### Set task
Isolate every line in the records below with "发生了什么事" in it.
— Start Material for this task —
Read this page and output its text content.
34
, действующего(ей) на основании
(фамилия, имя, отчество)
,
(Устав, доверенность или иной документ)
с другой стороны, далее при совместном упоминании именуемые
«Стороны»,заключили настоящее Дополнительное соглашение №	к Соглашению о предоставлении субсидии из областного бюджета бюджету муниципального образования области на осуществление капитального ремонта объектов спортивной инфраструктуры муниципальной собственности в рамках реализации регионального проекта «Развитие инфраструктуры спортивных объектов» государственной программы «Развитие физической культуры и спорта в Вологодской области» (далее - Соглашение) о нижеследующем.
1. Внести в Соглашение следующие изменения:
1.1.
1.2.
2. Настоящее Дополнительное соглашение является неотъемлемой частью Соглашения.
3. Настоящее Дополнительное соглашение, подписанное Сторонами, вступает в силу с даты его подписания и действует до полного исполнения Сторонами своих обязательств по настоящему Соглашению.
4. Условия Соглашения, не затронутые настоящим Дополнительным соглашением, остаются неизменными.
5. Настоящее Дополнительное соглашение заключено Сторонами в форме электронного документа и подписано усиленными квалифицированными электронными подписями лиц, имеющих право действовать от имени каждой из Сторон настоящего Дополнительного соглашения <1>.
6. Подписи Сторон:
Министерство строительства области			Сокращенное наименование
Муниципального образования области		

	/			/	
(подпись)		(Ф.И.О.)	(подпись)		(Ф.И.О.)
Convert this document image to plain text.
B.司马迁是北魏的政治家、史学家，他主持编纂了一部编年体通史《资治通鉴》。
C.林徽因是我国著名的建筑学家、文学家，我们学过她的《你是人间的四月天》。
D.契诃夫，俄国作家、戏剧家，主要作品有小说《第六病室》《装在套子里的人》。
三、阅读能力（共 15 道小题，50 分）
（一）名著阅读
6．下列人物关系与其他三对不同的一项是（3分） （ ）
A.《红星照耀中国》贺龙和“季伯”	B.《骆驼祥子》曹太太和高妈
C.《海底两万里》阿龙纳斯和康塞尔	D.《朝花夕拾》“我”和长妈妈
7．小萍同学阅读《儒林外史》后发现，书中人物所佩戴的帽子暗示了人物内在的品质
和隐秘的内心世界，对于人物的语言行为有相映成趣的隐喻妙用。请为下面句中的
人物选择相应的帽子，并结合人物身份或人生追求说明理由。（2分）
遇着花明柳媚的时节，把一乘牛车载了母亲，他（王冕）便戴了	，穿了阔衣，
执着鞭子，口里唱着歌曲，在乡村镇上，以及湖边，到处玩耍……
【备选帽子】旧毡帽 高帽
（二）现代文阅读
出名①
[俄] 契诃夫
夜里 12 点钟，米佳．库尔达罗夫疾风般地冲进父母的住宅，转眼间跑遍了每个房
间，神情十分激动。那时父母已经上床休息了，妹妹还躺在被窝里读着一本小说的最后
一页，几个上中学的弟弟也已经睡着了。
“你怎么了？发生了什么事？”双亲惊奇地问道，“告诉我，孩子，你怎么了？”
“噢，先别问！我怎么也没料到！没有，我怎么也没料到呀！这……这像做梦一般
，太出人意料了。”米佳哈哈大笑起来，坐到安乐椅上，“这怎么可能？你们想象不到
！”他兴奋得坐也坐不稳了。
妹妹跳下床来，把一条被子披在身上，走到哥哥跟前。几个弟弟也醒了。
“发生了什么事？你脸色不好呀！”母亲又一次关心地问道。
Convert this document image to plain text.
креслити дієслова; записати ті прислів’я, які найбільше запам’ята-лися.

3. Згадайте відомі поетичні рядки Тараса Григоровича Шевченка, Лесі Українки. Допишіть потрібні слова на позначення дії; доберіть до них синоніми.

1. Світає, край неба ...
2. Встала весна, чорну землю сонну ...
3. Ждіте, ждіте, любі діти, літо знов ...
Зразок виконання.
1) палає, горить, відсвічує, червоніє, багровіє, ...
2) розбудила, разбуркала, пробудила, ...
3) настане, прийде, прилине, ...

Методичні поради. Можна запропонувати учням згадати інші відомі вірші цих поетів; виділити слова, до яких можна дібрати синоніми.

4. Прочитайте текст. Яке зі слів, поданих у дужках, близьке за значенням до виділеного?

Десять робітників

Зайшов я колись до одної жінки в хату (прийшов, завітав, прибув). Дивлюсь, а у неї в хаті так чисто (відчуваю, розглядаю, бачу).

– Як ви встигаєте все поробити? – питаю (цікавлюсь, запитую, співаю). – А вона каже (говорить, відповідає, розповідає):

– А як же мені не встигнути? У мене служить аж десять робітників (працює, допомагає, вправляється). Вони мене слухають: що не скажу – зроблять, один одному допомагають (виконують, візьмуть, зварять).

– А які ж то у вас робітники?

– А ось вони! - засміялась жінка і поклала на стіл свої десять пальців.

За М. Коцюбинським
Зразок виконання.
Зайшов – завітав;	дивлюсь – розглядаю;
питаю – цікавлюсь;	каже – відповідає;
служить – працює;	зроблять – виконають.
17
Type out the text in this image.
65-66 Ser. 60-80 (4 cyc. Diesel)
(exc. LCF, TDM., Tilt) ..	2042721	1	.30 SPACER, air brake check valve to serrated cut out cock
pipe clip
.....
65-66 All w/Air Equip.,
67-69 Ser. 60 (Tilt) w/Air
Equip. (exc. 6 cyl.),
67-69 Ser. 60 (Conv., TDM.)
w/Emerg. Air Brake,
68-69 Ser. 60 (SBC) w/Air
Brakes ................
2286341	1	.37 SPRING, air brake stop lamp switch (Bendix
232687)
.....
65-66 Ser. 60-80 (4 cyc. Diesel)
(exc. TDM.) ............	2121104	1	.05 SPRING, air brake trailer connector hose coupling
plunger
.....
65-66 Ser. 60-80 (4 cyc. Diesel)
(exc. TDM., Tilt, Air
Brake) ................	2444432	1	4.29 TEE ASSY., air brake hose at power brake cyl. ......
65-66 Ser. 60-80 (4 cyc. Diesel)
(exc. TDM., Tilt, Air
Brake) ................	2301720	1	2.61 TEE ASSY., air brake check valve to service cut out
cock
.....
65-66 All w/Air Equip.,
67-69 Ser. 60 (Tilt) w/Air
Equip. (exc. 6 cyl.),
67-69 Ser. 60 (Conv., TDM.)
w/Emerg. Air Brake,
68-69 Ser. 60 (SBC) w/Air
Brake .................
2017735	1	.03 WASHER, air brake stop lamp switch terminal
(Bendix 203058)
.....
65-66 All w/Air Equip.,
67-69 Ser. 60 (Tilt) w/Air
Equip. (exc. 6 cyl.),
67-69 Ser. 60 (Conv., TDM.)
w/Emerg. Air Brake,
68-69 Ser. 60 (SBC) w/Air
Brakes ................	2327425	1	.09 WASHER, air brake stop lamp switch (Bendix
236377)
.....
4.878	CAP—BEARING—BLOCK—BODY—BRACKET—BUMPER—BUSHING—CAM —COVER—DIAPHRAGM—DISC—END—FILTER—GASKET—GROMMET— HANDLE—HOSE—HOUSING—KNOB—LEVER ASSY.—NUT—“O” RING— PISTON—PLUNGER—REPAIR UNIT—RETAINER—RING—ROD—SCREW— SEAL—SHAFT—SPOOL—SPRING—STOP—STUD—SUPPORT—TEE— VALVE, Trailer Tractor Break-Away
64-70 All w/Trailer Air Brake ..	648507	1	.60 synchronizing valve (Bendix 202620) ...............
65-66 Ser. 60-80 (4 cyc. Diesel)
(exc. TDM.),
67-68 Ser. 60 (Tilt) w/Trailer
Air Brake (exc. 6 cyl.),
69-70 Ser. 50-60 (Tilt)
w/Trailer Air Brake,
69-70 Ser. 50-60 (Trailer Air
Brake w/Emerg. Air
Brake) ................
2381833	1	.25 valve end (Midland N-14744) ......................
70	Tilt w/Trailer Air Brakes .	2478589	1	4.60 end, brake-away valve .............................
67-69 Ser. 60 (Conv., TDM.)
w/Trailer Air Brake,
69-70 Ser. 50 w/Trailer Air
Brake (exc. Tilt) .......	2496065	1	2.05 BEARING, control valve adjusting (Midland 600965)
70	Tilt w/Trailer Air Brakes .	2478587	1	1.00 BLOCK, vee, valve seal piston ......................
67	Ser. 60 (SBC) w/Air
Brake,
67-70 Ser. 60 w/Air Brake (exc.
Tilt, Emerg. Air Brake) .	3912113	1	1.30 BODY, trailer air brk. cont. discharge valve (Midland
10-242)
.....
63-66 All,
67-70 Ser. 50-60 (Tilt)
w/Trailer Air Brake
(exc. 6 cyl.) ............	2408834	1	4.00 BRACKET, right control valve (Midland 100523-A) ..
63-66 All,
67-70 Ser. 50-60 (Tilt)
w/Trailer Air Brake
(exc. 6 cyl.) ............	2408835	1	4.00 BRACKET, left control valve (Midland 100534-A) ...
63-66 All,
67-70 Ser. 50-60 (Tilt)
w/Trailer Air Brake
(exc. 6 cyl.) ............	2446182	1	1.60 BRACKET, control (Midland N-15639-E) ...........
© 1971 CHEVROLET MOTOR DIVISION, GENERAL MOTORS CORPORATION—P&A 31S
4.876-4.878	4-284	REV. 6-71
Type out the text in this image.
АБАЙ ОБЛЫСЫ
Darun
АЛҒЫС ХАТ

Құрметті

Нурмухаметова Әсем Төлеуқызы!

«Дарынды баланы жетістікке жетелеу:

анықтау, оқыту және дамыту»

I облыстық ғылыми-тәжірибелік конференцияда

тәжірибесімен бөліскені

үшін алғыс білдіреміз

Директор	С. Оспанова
— End Material for this task —
### The response
“你怎么了？发生了什么事？”双亲惊奇地问道，“告诉我，孩子，你怎么了？”
“发生了什么事？你脸色不好呀！”母亲又一次关心地问道。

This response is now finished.